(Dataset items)
= = = =

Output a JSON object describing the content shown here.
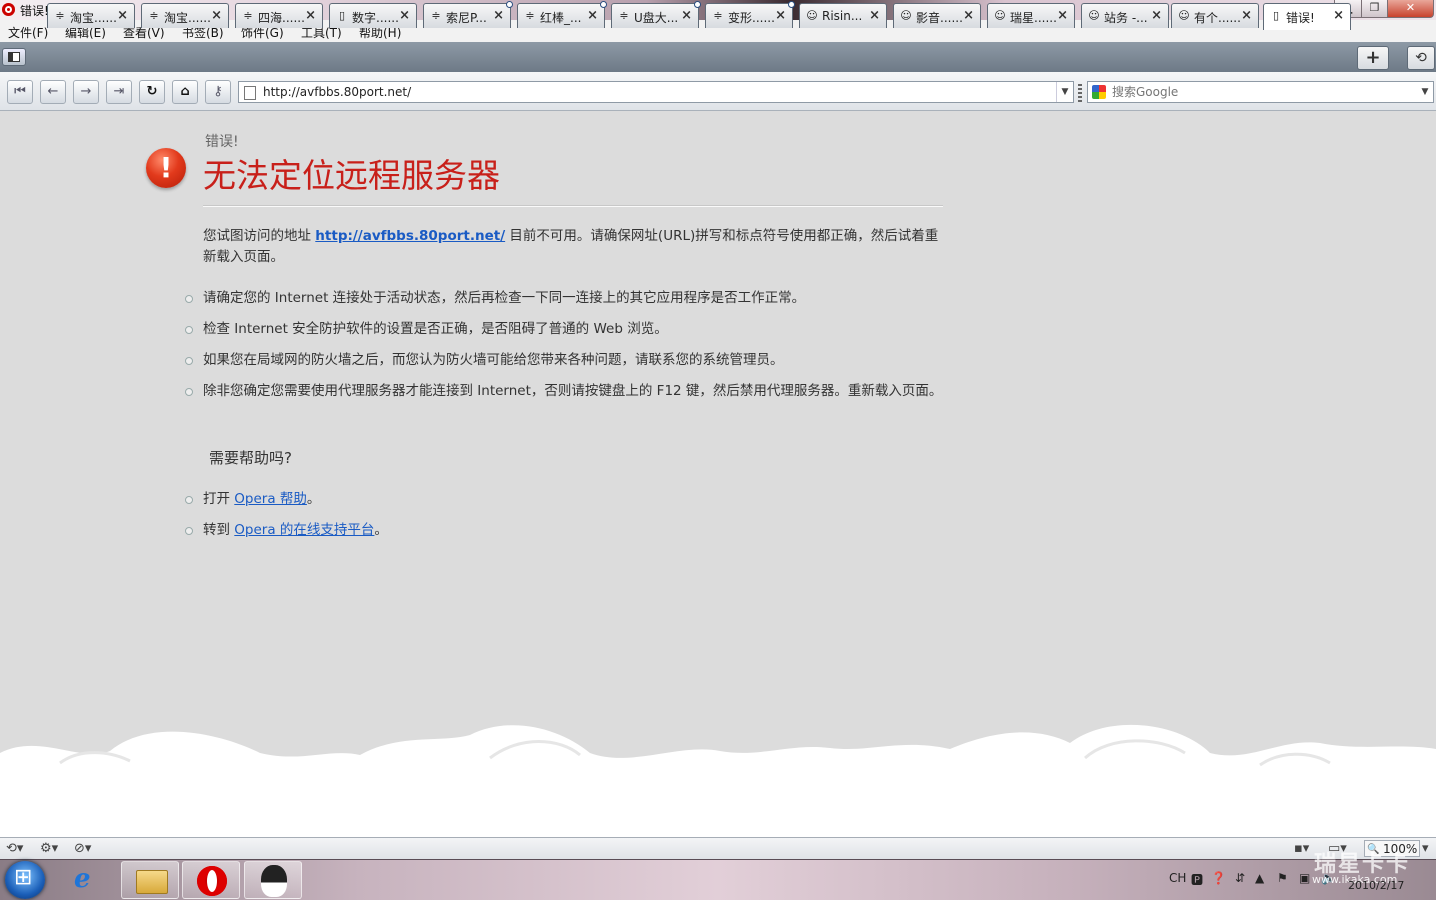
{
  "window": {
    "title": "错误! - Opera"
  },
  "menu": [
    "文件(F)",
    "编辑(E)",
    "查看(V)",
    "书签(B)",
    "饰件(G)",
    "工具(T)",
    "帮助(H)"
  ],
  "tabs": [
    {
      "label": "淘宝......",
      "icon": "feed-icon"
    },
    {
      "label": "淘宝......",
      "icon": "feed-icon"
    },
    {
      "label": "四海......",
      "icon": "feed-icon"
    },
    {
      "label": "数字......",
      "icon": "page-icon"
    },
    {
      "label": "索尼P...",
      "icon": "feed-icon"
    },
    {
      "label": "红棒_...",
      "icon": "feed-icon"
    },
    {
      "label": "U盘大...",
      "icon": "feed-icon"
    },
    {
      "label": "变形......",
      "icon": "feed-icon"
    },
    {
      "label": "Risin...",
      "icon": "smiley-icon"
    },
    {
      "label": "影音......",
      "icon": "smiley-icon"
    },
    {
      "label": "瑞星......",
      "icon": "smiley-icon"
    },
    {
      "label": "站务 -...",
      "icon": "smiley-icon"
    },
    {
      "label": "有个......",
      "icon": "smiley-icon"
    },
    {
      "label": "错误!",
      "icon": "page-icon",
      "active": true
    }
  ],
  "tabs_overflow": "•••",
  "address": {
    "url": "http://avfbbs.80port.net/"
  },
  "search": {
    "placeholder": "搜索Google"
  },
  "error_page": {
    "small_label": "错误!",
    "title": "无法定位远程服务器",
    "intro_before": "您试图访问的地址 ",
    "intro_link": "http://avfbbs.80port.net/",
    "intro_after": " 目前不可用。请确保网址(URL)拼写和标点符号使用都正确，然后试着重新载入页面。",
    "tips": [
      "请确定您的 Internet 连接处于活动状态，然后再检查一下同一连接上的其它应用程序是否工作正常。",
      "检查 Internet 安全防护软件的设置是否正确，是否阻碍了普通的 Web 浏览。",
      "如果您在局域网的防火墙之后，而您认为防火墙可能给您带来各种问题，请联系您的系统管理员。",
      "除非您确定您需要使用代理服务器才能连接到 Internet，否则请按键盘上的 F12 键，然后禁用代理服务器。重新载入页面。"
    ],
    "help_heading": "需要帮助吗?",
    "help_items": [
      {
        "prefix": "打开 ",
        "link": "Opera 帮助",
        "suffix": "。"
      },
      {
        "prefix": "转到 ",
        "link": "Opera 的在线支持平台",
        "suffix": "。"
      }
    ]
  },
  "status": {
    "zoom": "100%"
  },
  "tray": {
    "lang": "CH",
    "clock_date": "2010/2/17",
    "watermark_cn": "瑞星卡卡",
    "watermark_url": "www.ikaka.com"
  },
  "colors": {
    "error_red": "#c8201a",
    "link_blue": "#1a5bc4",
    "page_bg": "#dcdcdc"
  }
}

= = = =

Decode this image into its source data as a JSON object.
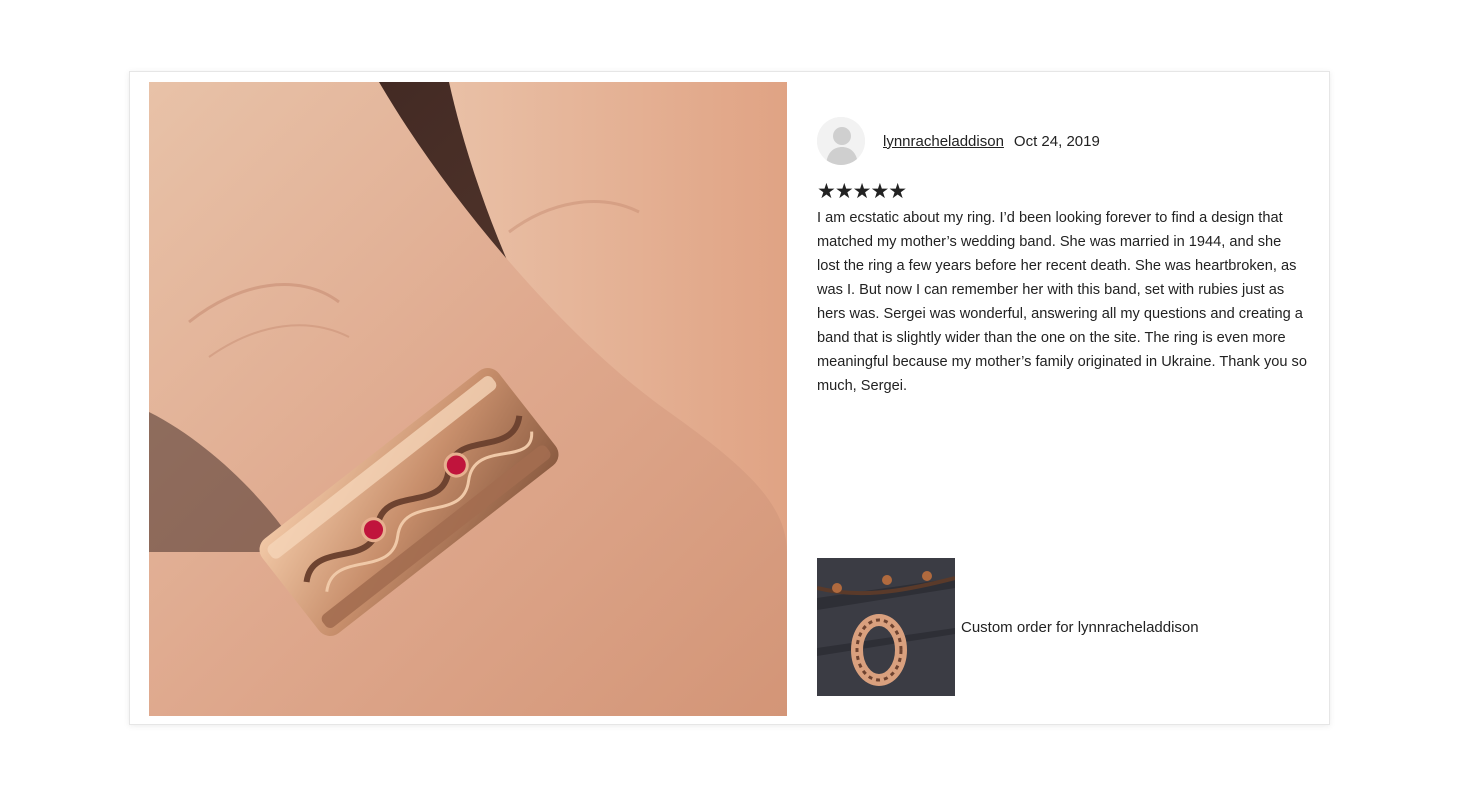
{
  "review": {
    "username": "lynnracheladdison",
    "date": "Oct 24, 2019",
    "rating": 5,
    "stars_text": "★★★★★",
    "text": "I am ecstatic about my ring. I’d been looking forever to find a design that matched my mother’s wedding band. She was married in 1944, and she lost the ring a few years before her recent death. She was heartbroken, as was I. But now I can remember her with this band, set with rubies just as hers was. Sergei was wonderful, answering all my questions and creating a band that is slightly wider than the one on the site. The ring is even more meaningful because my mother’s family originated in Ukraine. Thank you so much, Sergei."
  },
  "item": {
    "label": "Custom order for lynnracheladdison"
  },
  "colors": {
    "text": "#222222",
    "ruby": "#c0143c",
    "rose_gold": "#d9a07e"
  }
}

= = = =

▸ **Work instructions**
State the number of lines in the records that contain the string "object", and nothing more.

▸ **Result for this task**
2